• **WHAT THE TASK ASKS**:
Extract all records. Keep each one exact.
## Begin EXTRACTED ENTRIES
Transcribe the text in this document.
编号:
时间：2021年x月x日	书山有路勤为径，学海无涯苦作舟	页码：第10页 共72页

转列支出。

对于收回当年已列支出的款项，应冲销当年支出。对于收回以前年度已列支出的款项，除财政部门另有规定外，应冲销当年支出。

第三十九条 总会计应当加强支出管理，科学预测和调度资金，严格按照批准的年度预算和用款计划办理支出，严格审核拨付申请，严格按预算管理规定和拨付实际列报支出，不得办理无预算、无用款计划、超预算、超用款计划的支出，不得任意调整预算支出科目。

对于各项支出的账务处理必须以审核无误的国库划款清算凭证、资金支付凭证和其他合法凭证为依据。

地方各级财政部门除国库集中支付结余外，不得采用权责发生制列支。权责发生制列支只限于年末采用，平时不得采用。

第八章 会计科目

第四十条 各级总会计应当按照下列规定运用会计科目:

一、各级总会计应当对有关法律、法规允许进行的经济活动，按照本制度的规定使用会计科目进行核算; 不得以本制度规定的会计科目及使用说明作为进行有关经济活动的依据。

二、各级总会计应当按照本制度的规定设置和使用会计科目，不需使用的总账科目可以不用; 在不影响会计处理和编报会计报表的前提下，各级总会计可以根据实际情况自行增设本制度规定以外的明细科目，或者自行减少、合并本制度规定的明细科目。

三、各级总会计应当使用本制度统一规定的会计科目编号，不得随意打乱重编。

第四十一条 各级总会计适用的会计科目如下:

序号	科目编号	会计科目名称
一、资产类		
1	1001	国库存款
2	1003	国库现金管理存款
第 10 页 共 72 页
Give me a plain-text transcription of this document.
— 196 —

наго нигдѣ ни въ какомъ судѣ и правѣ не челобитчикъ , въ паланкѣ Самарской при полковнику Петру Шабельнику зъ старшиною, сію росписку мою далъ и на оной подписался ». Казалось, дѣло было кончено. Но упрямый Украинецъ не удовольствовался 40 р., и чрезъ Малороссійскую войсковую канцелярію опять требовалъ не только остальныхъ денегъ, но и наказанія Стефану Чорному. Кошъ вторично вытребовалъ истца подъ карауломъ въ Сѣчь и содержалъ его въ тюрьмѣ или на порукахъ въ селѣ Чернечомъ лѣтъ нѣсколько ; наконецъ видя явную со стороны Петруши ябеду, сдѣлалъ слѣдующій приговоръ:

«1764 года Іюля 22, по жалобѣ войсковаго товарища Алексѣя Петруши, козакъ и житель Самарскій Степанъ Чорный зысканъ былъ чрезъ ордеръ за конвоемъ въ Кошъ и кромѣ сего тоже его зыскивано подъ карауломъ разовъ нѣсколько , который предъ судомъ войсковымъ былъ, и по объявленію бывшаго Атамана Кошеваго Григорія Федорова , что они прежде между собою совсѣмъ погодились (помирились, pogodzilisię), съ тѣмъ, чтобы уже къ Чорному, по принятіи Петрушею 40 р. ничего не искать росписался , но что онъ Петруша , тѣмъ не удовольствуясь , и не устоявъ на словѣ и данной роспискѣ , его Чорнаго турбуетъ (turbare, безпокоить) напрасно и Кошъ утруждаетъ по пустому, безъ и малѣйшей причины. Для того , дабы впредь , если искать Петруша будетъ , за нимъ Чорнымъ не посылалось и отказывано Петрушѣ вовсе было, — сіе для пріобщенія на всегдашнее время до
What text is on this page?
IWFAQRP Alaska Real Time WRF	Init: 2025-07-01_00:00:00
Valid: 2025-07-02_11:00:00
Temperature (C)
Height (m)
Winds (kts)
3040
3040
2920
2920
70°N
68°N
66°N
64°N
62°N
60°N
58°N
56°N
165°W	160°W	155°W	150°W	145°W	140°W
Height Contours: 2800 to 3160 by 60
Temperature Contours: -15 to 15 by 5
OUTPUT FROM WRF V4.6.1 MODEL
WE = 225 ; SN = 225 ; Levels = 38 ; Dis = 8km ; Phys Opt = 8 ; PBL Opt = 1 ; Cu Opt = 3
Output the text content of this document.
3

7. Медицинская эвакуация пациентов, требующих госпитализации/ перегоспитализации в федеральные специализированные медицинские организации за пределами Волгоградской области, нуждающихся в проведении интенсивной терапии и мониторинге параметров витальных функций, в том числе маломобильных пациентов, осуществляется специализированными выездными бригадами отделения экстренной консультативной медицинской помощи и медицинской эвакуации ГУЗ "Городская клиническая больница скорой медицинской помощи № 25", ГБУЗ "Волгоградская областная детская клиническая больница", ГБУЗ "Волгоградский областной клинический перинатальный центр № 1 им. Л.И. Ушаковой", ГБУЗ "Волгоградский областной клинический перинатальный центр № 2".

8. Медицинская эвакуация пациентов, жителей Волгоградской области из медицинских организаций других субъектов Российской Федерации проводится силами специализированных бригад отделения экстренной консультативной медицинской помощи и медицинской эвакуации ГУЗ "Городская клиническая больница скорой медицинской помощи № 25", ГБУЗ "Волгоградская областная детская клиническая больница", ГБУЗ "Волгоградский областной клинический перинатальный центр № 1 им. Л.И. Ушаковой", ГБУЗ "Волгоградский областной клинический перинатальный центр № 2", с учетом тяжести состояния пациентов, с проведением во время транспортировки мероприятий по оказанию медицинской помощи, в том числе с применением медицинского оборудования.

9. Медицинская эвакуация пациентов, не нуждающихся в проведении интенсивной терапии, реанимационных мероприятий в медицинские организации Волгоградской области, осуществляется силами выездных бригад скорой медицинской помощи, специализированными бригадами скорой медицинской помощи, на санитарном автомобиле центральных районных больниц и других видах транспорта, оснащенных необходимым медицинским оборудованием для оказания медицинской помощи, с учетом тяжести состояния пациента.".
## End EXTRACTED ENTRIES
• **RESULT FOR THIS TASK**:
Transcribe the text in this document.
编号:
时间：2021年x月x日	书山有路勤为径，学海无涯苦作舟	页码：第10页 共72页

转列支出。

对于收回当年已列支出的款项，应冲销当年支出。对于收回以前年度已列支出的款项，除财政部门另有规定外，应冲销当年支出。

第三十九条 总会计应当加强支出管理，科学预测和调度资金，严格按照批准的年度预算和用款计划办理支出，严格审核拨付申请，严格按预算管理规定和拨付实际列报支出，不得办理无预算、无用款计划、超预算、超用款计划的支出，不得任意调整预算支出科目。

对于各项支出的账务处理必须以审核无误的国库划款清算凭证、资金支付凭证和其他合法凭证为依据。

地方各级财政部门除国库集中支付结余外，不得采用权责发生制列支。权责发生制列支只限于年末采用，平时不得采用。

第八章 会计科目

第四十条 各级总会计应当按照下列规定运用会计科目:

一、各级总会计应当对有关法律、法规允许进行的经济活动，按照本制度的规定使用会计科目进行核算; 不得以本制度规定的会计科目及使用说明作为进行有关经济活动的依据。

二、各级总会计应当按照本制度的规定设置和使用会计科目，不需使用的总账科目可以不用; 在不影响会计处理和编报会计报表的前提下，各级总会计可以根据实际情况自行增设本制度规定以外的明细科目，或者自行减少、合并本制度规定的明细科目。

三、各级总会计应当使用本制度统一规定的会计科目编号，不得随意打乱重编。

第四十一条 各级总会计适用的会计科目如下:

序号	科目编号	会计科目名称
一、资产类		
1	1001	国库存款
2	1003	国库现金管理存款
第 10 页 共 72 页
Give me a plain-text transcription of this document.
— 196 —

наго нигдѣ ни въ какомъ судѣ и правѣ не челобитчикъ , въ паланкѣ Самарской при полковнику Петру Шабельнику зъ старшиною, сію росписку мою далъ и на оной подписался ». Казалось, дѣло было кончено. Но упрямый Украинецъ не удовольствовался 40 р., и чрезъ Малороссійскую войсковую канцелярію опять требовалъ не только остальныхъ денегъ, но и наказанія Стефану Чорному. Кошъ вторично вытребовалъ истца подъ карауломъ въ Сѣчь и содержалъ его въ тюрьмѣ или на порукахъ въ селѣ Чернечомъ лѣтъ нѣсколько ; наконецъ видя явную со стороны Петруши ябеду, сдѣлалъ слѣдующій приговоръ:

«1764 года Іюля 22, по жалобѣ войсковаго товарища Алексѣя Петруши, козакъ и житель Самарскій Степанъ Чорный зысканъ былъ чрезъ ордеръ за конвоемъ въ Кошъ и кромѣ сего тоже его зыскивано подъ карауломъ разовъ нѣсколько , который предъ судомъ войсковымъ былъ, и по объявленію бывшаго Атамана Кошеваго Григорія Федорова , что они прежде между собою совсѣмъ погодились (помирились, pogodzilisię), съ тѣмъ, чтобы уже къ Чорному, по принятіи Петрушею 40 р. ничего не искать росписался , но что онъ Петруша , тѣмъ не удовольствуясь , и не устоявъ на словѣ и данной роспискѣ , его Чорнаго турбуетъ (turbare, безпокоить) напрасно и Кошъ утруждаетъ по пустому, безъ и малѣйшей причины. Для того , дабы впредь , если искать Петруша будетъ , за нимъ Чорнымъ не посылалось и отказывано Петрушѣ вовсе было, — сіе для пріобщенія на всегдашнее время до
What text is on this page?
IWFAQRP Alaska Real Time WRF	Init: 2025-07-01_00:00:00
Valid: 2025-07-02_11:00:00
Temperature (C)
Height (m)
Winds (kts)
3040
3040
2920
2920
70°N
68°N
66°N
64°N
62°N
60°N
58°N
56°N
165°W	160°W	155°W	150°W	145°W	140°W
Height Contours: 2800 to 3160 by 60
Temperature Contours: -15 to 15 by 5
OUTPUT FROM WRF V4.6.1 MODEL
WE = 225 ; SN = 225 ; Levels = 38 ; Dis = 8km ; Phys Opt = 8 ; PBL Opt = 1 ; Cu Opt = 3
Output the text content of this document.
3

7. Медицинская эвакуация пациентов, требующих госпитализации/ перегоспитализации в федеральные специализированные медицинские организации за пределами Волгоградской области, нуждающихся в проведении интенсивной терапии и мониторинге параметров витальных функций, в том числе маломобильных пациентов, осуществляется специализированными выездными бригадами отделения экстренной консультативной медицинской помощи и медицинской эвакуации ГУЗ "Городская клиническая больница скорой медицинской помощи № 25", ГБУЗ "Волгоградская областная детская клиническая больница", ГБУЗ "Волгоградский областной клинический перинатальный центр № 1 им. Л.И. Ушаковой", ГБУЗ "Волгоградский областной клинический перинатальный центр № 2".

8. Медицинская эвакуация пациентов, жителей Волгоградской области из медицинских организаций других субъектов Российской Федерации проводится силами специализированных бригад отделения экстренной консультативной медицинской помощи и медицинской эвакуации ГУЗ "Городская клиническая больница скорой медицинской помощи № 25", ГБУЗ "Волгоградская областная детская клиническая больница", ГБУЗ "Волгоградский областной клинический перинатальный центр № 1 им. Л.И. Ушаковой", ГБУЗ "Волгоградский областной клинический перинатальный центр № 2", с учетом тяжести состояния пациентов, с проведением во время транспортировки мероприятий по оказанию медицинской помощи, в том числе с применением медицинского оборудования.

9. Медицинская эвакуация пациентов, не нуждающихся в проведении интенсивной терапии, реанимационных мероприятий в медицинские организации Волгоградской области, осуществляется силами выездных бригад скорой медицинской помощи, специализированными бригадами скорой медицинской помощи, на санитарном автомобиле центральных районных больниц и других видах транспорта, оснащенных необходимым медицинским оборудованием для оказания медицинской помощи, с учетом тяжести состояния пациента.".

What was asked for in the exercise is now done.